*Aim*:
Report each line of the records below that contains the string "high". Case counts, so uppercase and lowercase letters do not match each other.

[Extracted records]

-- START --

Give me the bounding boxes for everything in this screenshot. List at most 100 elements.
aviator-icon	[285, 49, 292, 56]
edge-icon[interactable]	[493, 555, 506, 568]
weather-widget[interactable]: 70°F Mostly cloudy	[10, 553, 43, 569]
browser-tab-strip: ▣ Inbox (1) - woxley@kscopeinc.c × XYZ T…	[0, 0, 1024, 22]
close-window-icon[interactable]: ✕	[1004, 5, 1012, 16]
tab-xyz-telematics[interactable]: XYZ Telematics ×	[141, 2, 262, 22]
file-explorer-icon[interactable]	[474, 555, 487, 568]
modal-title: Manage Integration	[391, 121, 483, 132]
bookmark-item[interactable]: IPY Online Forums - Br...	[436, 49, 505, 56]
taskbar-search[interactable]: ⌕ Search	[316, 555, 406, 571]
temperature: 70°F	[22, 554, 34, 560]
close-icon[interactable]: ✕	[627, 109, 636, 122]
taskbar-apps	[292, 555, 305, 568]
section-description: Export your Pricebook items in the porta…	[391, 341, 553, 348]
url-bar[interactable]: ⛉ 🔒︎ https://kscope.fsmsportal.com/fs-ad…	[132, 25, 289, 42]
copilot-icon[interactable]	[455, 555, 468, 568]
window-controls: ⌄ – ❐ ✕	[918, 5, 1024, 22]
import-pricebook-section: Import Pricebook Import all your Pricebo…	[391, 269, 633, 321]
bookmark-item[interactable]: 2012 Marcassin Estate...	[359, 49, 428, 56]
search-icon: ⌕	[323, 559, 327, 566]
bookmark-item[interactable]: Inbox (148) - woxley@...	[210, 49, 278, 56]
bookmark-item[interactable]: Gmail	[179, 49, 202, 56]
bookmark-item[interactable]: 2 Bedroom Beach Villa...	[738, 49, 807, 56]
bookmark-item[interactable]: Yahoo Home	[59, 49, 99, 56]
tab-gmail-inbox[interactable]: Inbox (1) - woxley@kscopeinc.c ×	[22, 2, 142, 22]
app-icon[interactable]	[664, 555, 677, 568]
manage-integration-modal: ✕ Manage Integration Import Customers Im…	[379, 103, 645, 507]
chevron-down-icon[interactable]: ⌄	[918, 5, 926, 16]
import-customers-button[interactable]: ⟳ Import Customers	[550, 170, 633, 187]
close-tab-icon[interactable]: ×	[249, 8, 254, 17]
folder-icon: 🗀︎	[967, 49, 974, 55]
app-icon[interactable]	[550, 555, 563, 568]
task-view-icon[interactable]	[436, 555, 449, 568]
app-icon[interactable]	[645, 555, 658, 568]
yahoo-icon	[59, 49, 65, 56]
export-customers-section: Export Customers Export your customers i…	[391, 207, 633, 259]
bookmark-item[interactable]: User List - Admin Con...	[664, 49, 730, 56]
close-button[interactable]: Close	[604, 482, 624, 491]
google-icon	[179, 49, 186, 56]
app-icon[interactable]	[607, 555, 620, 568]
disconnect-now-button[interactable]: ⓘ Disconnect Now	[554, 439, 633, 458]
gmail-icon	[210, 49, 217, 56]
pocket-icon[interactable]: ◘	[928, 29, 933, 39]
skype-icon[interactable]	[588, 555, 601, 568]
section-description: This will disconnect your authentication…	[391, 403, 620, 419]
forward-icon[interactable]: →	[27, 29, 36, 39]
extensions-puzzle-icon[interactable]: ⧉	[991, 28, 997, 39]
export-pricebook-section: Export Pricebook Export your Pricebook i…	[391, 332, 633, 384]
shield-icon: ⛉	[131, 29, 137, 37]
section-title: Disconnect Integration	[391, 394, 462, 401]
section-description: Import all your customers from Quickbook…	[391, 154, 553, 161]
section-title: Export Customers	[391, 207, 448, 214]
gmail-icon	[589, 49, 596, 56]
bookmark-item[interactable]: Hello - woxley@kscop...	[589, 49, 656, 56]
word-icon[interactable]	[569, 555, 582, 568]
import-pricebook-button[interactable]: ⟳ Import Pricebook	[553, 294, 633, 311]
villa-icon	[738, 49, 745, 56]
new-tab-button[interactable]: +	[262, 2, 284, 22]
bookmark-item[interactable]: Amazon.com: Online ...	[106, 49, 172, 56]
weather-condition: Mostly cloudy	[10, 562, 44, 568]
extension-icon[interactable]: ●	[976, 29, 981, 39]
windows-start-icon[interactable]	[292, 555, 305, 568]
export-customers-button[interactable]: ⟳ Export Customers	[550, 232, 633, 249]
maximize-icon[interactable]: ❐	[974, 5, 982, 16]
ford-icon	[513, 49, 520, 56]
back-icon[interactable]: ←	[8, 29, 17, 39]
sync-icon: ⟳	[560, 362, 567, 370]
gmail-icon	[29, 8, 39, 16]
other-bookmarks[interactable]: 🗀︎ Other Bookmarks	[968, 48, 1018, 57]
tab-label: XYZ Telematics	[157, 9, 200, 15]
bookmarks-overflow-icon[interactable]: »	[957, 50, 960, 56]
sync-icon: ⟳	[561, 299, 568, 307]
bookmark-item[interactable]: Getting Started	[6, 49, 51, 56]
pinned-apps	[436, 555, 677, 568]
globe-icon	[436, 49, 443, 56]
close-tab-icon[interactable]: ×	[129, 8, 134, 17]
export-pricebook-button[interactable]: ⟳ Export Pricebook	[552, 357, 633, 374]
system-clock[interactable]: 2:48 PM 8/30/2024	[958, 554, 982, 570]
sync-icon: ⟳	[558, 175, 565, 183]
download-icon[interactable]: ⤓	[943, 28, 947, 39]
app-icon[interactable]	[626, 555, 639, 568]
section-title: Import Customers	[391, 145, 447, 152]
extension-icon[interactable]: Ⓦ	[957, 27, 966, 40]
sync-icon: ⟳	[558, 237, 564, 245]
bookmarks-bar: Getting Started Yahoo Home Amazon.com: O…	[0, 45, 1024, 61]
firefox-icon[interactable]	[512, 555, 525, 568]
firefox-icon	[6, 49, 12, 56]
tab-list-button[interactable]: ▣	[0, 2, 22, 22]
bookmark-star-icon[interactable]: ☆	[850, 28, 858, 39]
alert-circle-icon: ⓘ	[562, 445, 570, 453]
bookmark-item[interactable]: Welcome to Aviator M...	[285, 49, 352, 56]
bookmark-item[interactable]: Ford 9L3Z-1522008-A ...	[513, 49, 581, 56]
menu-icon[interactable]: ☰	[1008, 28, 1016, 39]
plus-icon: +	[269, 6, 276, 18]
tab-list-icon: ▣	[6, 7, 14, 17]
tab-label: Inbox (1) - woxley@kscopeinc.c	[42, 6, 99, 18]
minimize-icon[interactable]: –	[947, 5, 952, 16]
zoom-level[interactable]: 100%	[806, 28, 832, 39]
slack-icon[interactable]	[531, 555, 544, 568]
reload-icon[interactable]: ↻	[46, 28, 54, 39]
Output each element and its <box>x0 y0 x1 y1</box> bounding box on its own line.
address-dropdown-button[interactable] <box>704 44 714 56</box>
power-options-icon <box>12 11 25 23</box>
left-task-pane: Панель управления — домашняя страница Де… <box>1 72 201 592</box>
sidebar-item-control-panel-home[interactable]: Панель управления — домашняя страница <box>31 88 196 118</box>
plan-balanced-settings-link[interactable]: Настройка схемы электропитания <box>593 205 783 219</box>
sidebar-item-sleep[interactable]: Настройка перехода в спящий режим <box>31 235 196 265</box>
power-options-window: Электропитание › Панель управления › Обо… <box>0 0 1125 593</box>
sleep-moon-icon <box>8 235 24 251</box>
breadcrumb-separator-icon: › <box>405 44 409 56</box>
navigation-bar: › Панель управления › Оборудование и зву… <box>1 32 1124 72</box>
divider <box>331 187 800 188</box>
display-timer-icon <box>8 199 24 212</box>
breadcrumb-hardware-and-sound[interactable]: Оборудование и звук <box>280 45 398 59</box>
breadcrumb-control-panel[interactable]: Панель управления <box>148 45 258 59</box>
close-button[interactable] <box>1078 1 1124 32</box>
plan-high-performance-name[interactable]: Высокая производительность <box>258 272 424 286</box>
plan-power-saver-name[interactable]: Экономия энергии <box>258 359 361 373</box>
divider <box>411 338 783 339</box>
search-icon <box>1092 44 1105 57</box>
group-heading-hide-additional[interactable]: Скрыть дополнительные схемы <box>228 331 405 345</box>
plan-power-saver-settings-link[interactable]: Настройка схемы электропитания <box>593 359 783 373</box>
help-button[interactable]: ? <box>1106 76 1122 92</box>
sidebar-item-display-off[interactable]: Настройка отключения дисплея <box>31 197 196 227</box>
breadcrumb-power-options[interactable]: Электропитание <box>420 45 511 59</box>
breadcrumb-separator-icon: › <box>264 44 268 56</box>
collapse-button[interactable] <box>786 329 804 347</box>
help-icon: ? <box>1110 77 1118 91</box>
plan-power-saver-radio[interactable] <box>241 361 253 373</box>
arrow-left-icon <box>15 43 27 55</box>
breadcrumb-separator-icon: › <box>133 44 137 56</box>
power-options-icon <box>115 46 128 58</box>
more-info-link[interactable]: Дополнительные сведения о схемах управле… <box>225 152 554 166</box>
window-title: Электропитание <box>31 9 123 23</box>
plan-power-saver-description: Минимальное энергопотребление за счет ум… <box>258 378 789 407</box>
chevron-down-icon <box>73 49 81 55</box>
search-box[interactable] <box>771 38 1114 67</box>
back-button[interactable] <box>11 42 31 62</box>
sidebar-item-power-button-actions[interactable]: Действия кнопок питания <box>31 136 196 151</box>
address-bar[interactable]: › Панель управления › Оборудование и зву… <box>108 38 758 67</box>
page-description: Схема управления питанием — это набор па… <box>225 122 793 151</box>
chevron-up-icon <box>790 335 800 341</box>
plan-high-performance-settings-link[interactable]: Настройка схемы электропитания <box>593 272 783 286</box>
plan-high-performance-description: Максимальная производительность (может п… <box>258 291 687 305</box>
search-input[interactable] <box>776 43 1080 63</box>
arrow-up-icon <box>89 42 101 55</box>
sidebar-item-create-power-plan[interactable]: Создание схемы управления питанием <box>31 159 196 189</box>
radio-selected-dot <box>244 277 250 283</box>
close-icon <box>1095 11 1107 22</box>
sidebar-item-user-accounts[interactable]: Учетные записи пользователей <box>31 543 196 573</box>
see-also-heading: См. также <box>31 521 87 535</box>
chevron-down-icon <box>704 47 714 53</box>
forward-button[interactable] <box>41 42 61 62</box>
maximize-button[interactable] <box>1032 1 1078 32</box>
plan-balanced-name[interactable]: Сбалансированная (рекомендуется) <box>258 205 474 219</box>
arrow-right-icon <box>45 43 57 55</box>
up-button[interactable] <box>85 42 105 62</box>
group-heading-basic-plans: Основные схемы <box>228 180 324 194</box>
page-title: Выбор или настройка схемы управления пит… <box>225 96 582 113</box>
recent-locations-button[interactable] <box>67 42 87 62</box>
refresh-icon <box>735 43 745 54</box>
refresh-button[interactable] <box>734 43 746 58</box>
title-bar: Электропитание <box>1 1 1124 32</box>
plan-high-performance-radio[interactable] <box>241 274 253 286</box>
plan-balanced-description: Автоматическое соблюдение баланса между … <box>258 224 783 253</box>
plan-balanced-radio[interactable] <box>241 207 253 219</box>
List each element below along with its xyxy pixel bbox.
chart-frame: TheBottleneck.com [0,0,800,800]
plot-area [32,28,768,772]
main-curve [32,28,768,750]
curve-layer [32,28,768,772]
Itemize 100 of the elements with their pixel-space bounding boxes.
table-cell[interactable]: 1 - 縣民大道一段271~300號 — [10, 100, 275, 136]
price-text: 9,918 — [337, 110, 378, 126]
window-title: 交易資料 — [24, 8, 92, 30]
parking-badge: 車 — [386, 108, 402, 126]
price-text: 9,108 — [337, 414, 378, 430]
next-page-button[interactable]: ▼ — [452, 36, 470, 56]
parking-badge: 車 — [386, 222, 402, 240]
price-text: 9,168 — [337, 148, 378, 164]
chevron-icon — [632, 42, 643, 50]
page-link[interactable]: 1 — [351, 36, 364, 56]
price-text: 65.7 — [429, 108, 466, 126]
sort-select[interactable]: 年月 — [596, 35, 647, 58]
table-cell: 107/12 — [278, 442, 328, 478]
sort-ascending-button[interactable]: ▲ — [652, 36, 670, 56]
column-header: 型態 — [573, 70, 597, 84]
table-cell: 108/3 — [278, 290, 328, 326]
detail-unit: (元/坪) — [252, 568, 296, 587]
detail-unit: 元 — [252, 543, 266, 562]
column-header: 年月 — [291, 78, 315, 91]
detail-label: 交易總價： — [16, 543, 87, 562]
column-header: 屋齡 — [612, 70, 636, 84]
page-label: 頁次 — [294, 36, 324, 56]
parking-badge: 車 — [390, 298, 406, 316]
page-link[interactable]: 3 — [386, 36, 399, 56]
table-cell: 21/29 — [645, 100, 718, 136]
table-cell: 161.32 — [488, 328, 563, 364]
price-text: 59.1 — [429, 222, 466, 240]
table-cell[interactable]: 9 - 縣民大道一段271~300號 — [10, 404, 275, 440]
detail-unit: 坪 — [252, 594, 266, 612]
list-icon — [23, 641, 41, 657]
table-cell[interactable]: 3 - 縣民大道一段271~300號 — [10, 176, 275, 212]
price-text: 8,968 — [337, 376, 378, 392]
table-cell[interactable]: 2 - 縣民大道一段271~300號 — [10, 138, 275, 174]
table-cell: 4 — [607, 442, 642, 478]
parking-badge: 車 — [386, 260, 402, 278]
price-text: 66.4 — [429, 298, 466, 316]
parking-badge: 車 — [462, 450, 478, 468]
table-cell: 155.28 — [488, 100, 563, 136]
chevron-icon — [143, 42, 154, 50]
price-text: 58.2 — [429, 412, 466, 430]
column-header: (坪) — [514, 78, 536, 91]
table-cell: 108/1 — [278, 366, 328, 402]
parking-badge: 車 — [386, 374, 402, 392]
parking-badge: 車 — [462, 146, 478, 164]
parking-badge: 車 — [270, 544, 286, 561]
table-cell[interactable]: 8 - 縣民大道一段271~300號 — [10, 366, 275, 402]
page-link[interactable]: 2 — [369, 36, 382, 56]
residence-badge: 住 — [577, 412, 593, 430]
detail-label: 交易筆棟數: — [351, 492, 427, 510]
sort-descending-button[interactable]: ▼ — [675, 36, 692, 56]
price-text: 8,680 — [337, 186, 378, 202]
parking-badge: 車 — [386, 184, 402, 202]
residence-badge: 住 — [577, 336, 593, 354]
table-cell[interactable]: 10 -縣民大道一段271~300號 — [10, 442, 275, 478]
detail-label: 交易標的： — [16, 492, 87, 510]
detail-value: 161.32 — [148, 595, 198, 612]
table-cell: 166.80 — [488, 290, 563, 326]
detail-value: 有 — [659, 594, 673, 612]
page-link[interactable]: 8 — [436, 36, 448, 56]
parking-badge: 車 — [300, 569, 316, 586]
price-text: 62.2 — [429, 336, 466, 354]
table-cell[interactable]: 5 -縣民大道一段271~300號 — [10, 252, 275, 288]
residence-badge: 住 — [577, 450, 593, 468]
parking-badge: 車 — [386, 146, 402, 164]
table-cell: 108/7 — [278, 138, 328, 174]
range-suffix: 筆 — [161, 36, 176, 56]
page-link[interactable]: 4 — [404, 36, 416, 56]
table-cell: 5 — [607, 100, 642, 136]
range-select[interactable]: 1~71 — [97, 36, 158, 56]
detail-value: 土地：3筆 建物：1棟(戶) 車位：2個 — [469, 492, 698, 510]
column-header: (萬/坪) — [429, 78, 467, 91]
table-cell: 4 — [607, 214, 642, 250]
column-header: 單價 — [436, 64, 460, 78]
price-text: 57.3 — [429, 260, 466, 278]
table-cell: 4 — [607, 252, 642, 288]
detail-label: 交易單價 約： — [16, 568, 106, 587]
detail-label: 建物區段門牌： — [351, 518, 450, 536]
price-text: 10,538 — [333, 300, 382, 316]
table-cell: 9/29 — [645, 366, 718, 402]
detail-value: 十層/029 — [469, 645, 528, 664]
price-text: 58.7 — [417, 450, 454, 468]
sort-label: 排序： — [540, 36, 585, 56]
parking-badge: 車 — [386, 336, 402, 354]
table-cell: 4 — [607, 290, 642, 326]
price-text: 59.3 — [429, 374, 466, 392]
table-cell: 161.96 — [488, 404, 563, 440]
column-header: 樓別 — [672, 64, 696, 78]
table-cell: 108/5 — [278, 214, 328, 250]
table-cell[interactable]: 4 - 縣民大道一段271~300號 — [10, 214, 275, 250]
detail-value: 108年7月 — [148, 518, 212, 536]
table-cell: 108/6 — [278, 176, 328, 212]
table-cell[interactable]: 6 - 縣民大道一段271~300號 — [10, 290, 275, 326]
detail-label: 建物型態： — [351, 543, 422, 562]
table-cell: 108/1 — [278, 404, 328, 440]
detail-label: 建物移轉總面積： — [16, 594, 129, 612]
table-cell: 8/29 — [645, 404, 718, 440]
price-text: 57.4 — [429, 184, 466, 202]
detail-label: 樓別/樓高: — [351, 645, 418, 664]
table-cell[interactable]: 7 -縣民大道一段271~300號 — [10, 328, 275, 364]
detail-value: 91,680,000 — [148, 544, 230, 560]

-- END --

*Task solution*:
plan-high-performance-name[interactable]: Высокая производительность <box>258 272 424 286</box>
plan-high-performance-settings-link[interactable]: Настройка схемы электропитания <box>593 272 783 286</box>
plan-high-performance-description: Максимальная производительность (может п… <box>258 291 687 305</box>
plan-high-performance-radio[interactable] <box>241 274 253 286</box>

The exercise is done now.